* **AIM**:
Find all lines in the listing that include the word "name", then copy them.

Begin AVAILABLE DATA

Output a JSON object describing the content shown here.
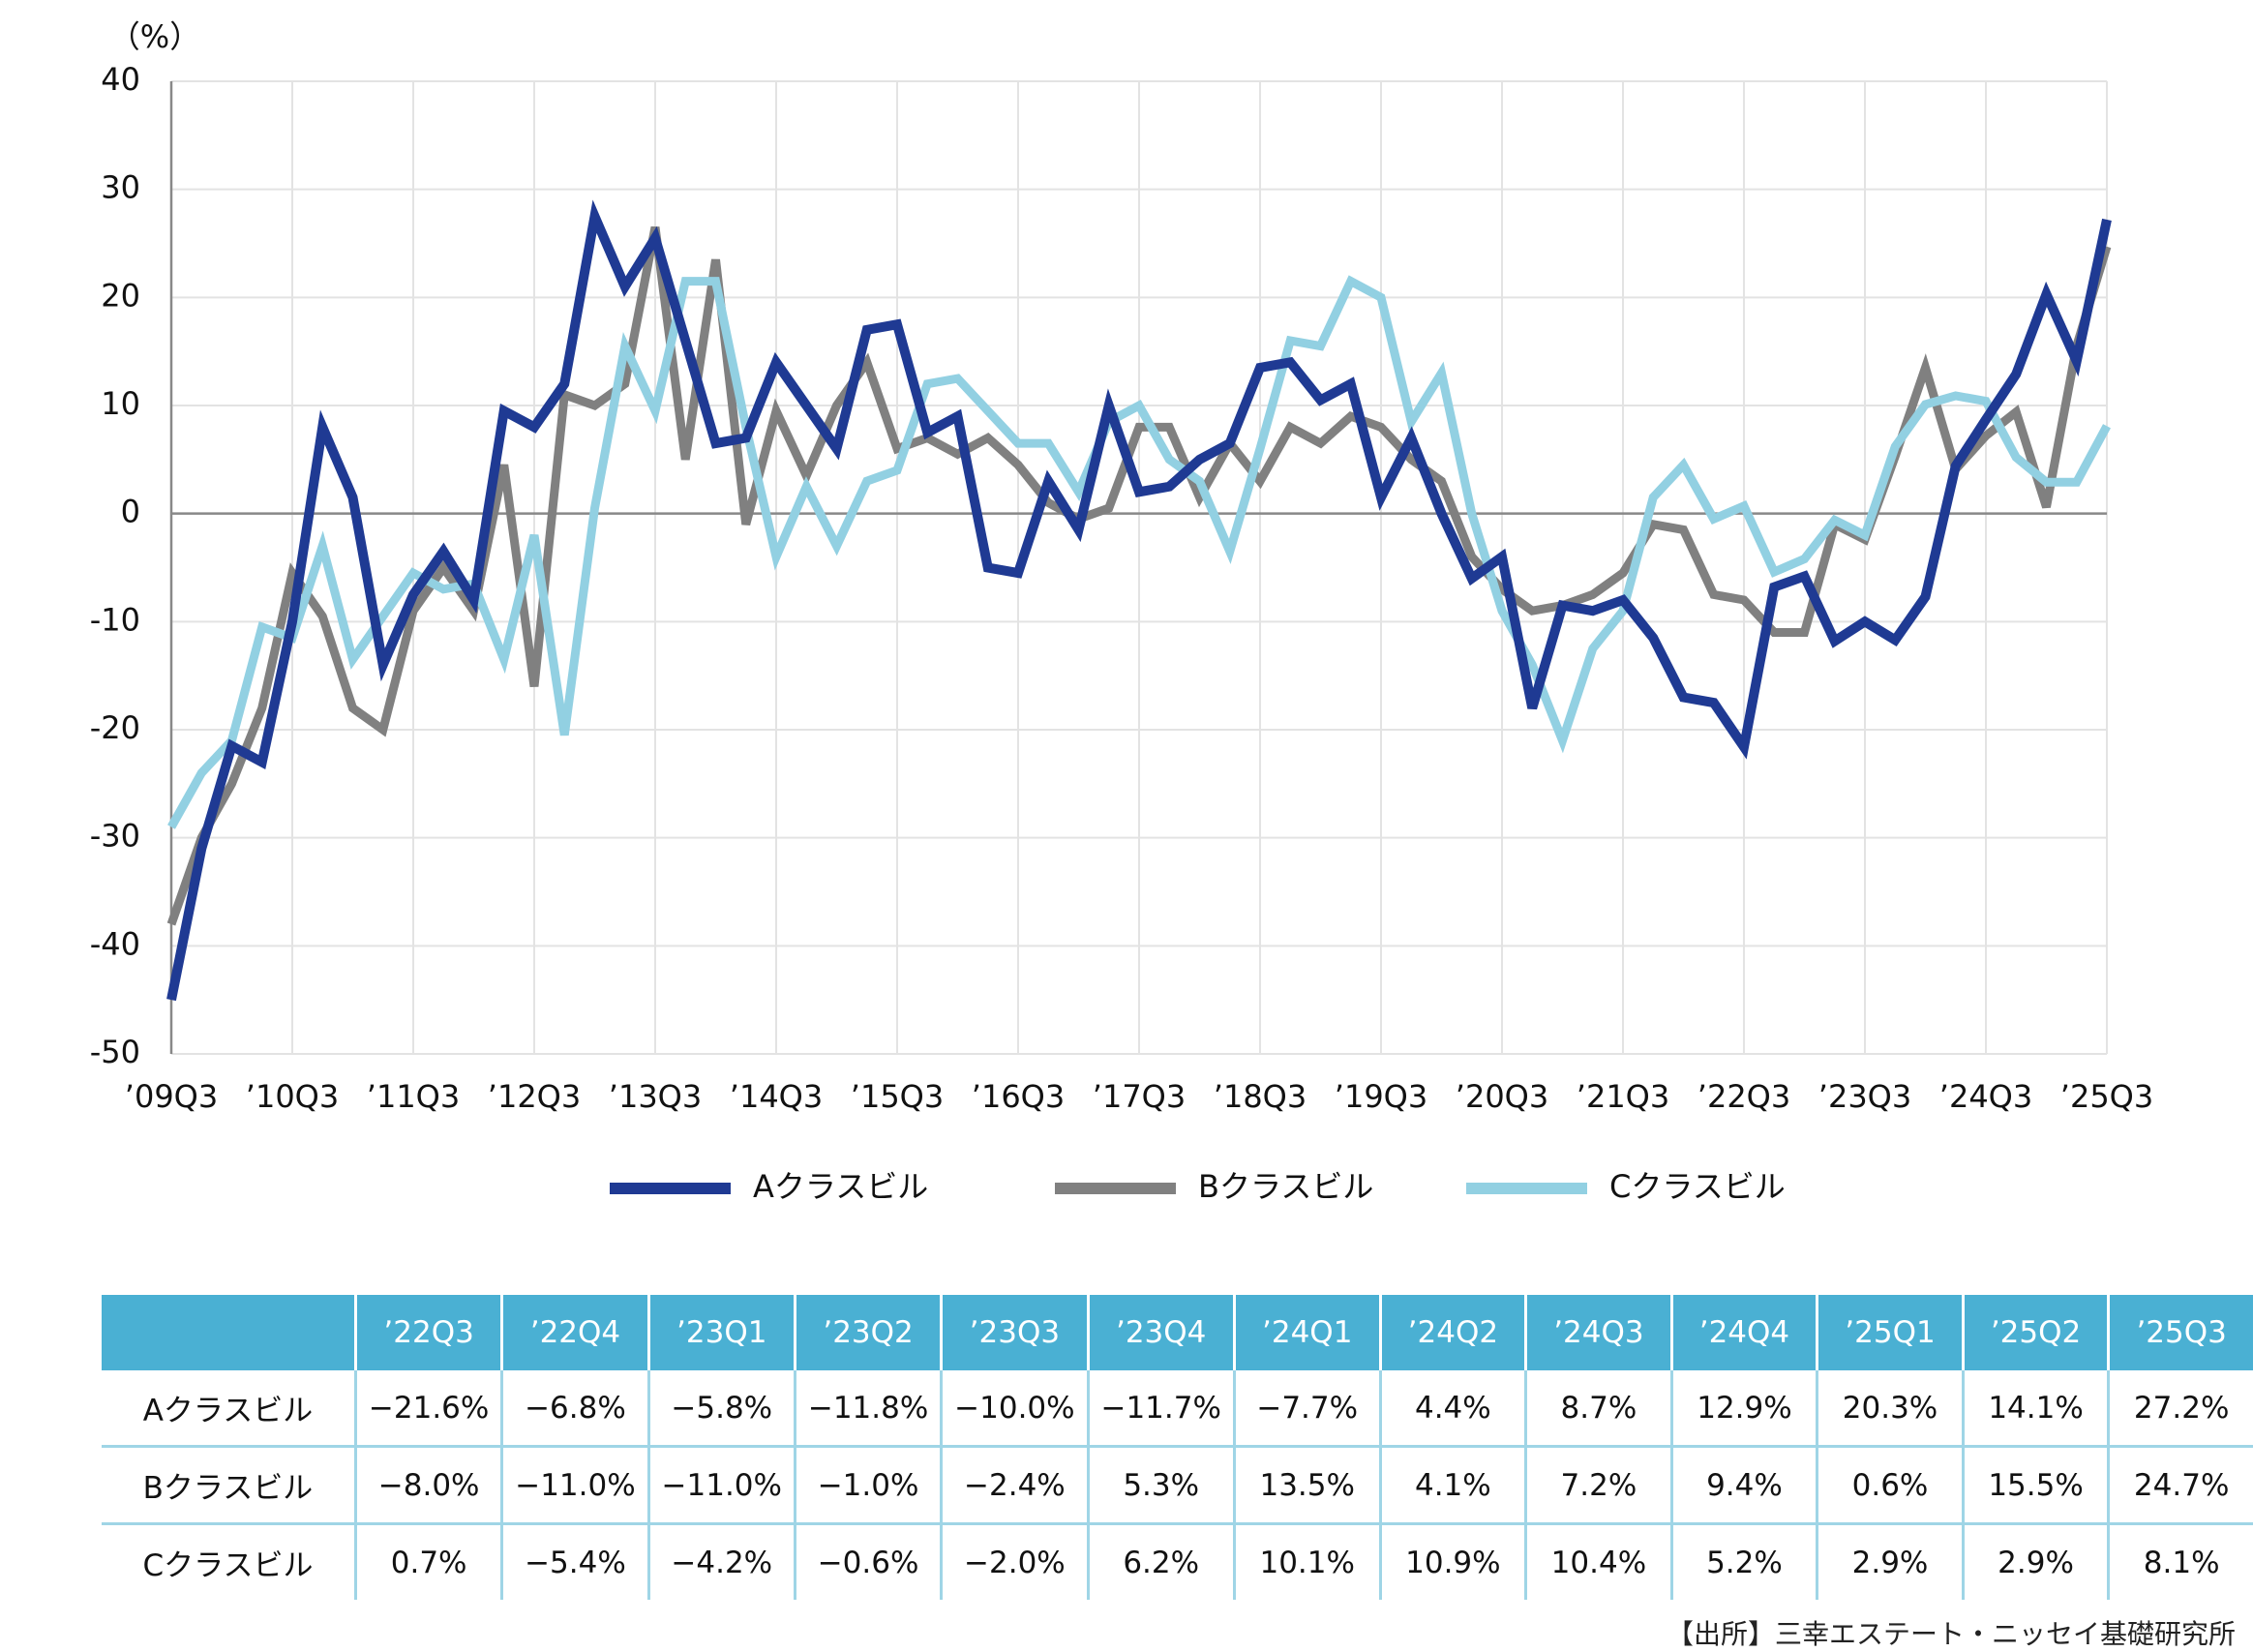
{
  "chart_data": {
    "type": "line",
    "y_label": "（%）",
    "categories": [
      "’09Q3",
      null,
      null,
      null,
      "’10Q3",
      null,
      null,
      null,
      "’11Q3",
      null,
      null,
      null,
      "’12Q3",
      null,
      null,
      null,
      "’13Q3",
      null,
      null,
      null,
      "’14Q3",
      null,
      null,
      null,
      "’15Q3",
      null,
      null,
      null,
      "’16Q3",
      null,
      null,
      null,
      "’17Q3",
      null,
      null,
      null,
      "’18Q3",
      null,
      null,
      null,
      "’19Q3",
      null,
      null,
      null,
      "’20Q3",
      null,
      null,
      null,
      "’21Q3",
      null,
      null,
      null,
      "’22Q3",
      null,
      null,
      null,
      "’23Q3",
      null,
      null,
      null,
      "’24Q3",
      null,
      null,
      null,
      "’25Q3"
    ],
    "series": [
      {
        "name": "Aクラスビル",
        "color": "#1f3a93",
        "values": [
          -45,
          -31,
          -21.5,
          -23,
          -10,
          8,
          1.5,
          -14,
          -7.5,
          -3.5,
          -8,
          9.5,
          8,
          12,
          27.5,
          21,
          25.5,
          16,
          6.5,
          7,
          14,
          10,
          6,
          17,
          17.5,
          7.5,
          9,
          -5,
          -5.5,
          3,
          -1.5,
          10,
          2,
          2.5,
          5,
          6.5,
          13.5,
          14,
          10.5,
          12,
          1.5,
          7,
          0,
          -6,
          -4,
          -18,
          -8.5,
          -9,
          -8,
          -11.5,
          -17,
          -17.5,
          -21.6,
          -6.8,
          -5.8,
          -11.8,
          -10.0,
          -11.7,
          -7.7,
          4.4,
          8.7,
          12.9,
          20.3,
          14.1,
          27.2
        ]
      },
      {
        "name": "Bクラスビル",
        "color": "#808080",
        "values": [
          -38,
          -30,
          -25,
          -18,
          -5.5,
          -9.5,
          -18,
          -20,
          -9,
          -5,
          -9,
          4.5,
          -16,
          11,
          10,
          12,
          26.5,
          5,
          23.5,
          -1,
          9.5,
          3.5,
          10,
          14,
          6,
          7,
          5.5,
          7,
          4.5,
          1,
          -0.5,
          0.5,
          8,
          8,
          1.5,
          6.5,
          3,
          8,
          6.5,
          9,
          8,
          5,
          3,
          -4,
          -7,
          -9,
          -8.5,
          -7.5,
          -5.5,
          -1,
          -1.5,
          -7.5,
          -8.0,
          -11.0,
          -11.0,
          -1.0,
          -2.4,
          5.3,
          13.5,
          4.1,
          7.2,
          9.4,
          0.6,
          15.5,
          24.7
        ]
      },
      {
        "name": "Cクラスビル",
        "color": "#92d0e2",
        "values": [
          -29,
          -24,
          -21,
          -10.5,
          -11.5,
          -3,
          -13.5,
          -9.5,
          -5.5,
          -7,
          -6.5,
          -13.5,
          -2,
          -20.5,
          0.5,
          15.5,
          9.5,
          21.5,
          21.5,
          8,
          -4,
          2.5,
          -3,
          3,
          4,
          12,
          12.5,
          9.5,
          6.5,
          6.5,
          2,
          8.5,
          10,
          5,
          3,
          -3.5,
          6,
          16,
          15.5,
          21.5,
          20,
          8.5,
          13,
          0,
          -9,
          -14,
          -21,
          -12.5,
          -9,
          1.5,
          4.5,
          -0.5,
          0.7,
          -5.4,
          -4.2,
          -0.6,
          -2.0,
          6.2,
          10.1,
          10.9,
          10.4,
          5.2,
          2.9,
          2.9,
          8.1
        ]
      }
    ],
    "ylim": [
      -50,
      40
    ],
    "yticks": [
      -50,
      -40,
      -30,
      -20,
      -10,
      0,
      10,
      20,
      30,
      40
    ],
    "grid": true,
    "legend": "bottom"
  },
  "table": {
    "columns": [
      "’22Q3",
      "’22Q4",
      "’23Q1",
      "’23Q2",
      "’23Q3",
      "’23Q4",
      "’24Q1",
      "’24Q2",
      "’24Q3",
      "’24Q4",
      "’25Q1",
      "’25Q2",
      "’25Q3"
    ],
    "rows": [
      {
        "label": "Aクラスビル",
        "cells": [
          "−21.6%",
          "−6.8%",
          "−5.8%",
          "−11.8%",
          "−10.0%",
          "−11.7%",
          "−7.7%",
          "4.4%",
          "8.7%",
          "12.9%",
          "20.3%",
          "14.1%",
          "27.2%"
        ]
      },
      {
        "label": "Bクラスビル",
        "cells": [
          "−8.0%",
          "−11.0%",
          "−11.0%",
          "−1.0%",
          "−2.4%",
          "5.3%",
          "13.5%",
          "4.1%",
          "7.2%",
          "9.4%",
          "0.6%",
          "15.5%",
          "24.7%"
        ]
      },
      {
        "label": "Cクラスビル",
        "cells": [
          "0.7%",
          "−5.4%",
          "−4.2%",
          "−0.6%",
          "−2.0%",
          "6.2%",
          "10.1%",
          "10.9%",
          "10.4%",
          "5.2%",
          "2.9%",
          "2.9%",
          "8.1%"
        ]
      }
    ]
  },
  "source": "【出所】三幸エステート・ニッセイ基礎研究所"
}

End AVAILABLE DATA

* **FINISHED TASK**:
        "name": "Aクラスビル",
        "name": "Bクラスビル",
        "name": "Cクラスビル",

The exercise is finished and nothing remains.